(Entries)
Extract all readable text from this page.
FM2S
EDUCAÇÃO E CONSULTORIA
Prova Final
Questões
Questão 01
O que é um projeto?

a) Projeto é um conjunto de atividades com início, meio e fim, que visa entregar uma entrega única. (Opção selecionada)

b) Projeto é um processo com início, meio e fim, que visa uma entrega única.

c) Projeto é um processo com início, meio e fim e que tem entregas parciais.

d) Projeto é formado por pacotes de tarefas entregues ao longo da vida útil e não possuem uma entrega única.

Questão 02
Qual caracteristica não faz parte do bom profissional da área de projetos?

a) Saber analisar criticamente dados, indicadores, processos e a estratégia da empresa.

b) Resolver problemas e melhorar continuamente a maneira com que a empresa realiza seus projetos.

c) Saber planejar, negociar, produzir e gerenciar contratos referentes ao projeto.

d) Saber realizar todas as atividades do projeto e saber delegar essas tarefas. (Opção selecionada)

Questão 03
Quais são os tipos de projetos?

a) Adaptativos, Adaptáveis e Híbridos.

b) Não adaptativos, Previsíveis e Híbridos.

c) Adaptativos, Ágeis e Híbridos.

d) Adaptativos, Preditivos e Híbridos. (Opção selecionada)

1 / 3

--

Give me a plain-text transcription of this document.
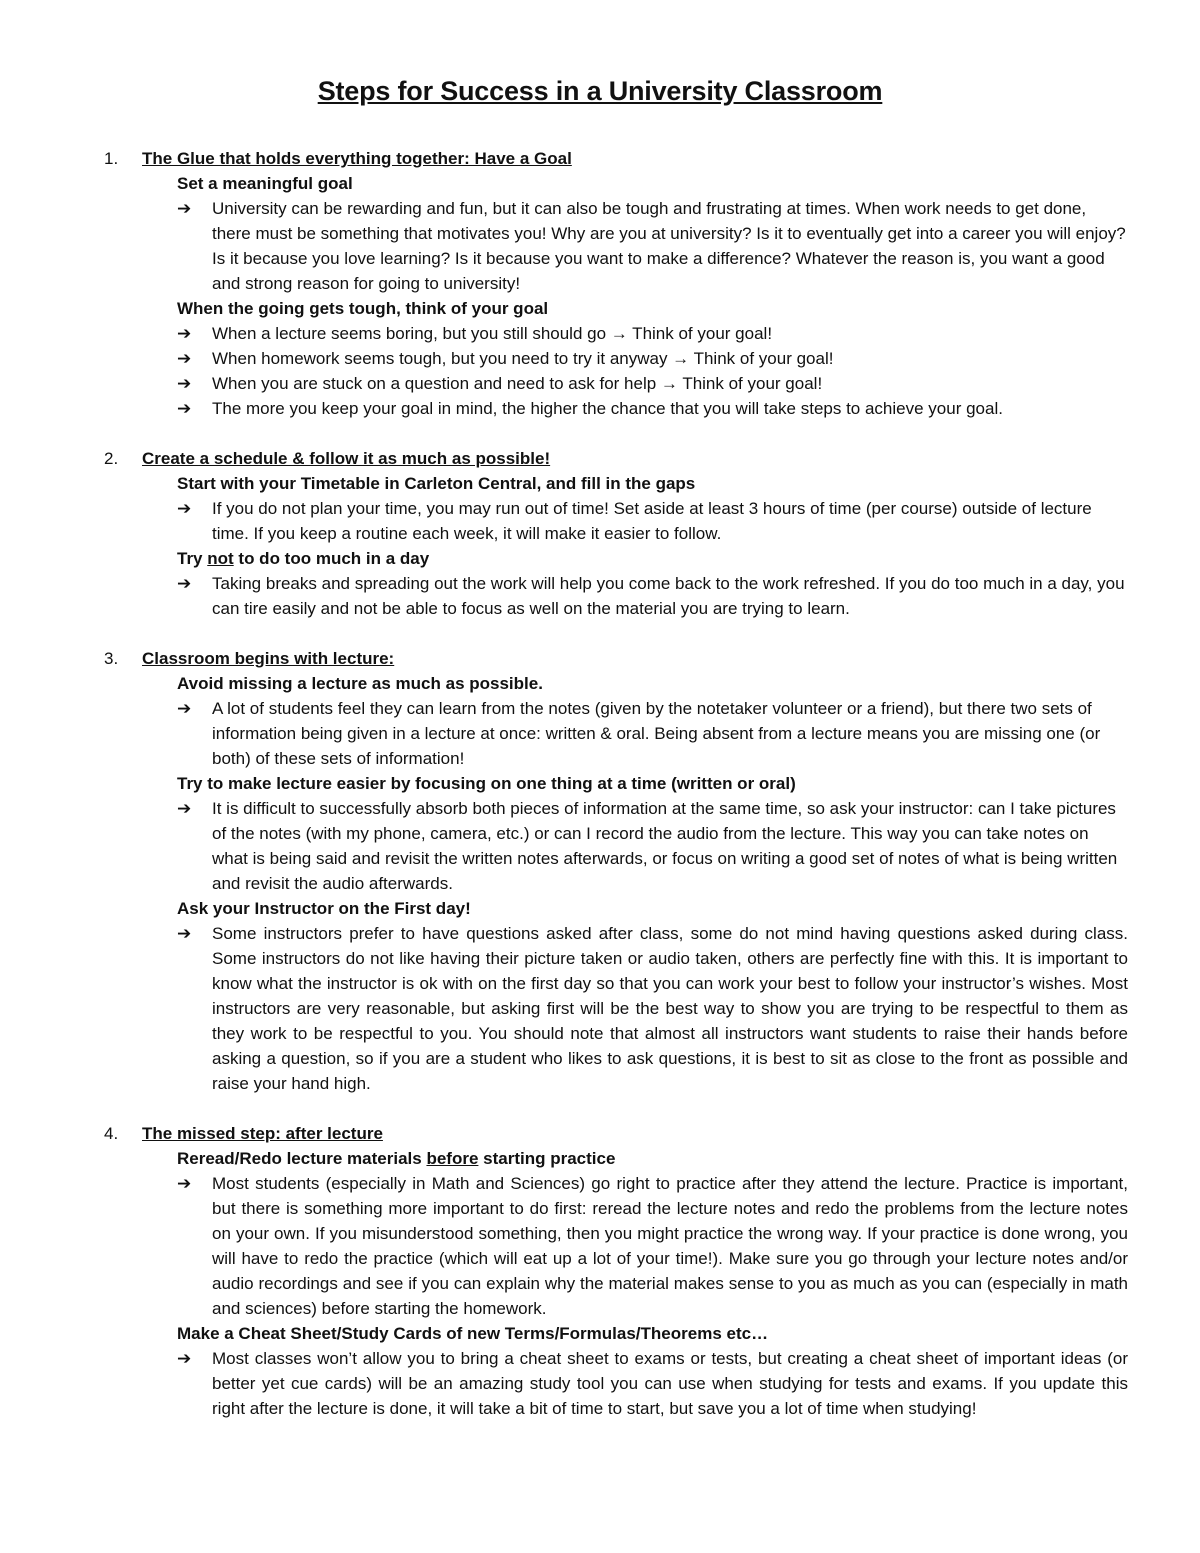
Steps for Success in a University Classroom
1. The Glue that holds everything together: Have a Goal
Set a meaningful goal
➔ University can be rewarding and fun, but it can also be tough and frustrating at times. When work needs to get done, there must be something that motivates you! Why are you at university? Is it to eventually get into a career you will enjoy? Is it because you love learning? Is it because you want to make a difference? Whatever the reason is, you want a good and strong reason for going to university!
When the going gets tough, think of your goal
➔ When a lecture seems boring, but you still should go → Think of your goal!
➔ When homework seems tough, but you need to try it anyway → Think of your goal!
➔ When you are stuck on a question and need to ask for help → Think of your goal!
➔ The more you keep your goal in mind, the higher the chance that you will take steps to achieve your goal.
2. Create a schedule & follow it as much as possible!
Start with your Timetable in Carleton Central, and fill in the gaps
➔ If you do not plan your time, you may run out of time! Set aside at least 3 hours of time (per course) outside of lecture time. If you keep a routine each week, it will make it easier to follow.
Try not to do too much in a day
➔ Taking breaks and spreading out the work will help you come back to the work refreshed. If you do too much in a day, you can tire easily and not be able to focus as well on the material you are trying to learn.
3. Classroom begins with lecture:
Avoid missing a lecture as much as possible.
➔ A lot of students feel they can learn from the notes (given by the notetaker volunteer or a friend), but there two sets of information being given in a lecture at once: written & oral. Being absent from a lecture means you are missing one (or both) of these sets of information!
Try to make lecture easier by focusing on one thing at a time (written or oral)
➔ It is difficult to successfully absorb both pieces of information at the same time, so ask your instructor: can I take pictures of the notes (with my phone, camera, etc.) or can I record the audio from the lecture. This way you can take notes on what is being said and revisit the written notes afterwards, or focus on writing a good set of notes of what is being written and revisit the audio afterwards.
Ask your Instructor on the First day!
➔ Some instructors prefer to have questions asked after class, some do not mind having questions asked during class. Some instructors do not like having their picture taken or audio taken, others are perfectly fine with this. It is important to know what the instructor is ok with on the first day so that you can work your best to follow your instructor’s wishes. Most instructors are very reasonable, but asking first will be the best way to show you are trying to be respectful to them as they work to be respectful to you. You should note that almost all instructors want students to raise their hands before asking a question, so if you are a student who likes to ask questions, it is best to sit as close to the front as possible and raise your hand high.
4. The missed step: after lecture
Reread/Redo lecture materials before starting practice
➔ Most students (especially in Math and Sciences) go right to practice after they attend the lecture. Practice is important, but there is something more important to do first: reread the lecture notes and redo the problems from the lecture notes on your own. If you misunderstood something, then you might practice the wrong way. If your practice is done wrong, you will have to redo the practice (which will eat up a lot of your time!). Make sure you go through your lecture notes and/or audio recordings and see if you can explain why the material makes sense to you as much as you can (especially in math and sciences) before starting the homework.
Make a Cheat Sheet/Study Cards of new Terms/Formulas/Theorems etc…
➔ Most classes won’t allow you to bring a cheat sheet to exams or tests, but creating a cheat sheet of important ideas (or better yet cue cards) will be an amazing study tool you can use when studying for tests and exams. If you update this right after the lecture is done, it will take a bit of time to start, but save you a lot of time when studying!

(Problem details)
Work through the records above line by line and count those that hold the string "visa". Give only the result.

(Exercise answer)
2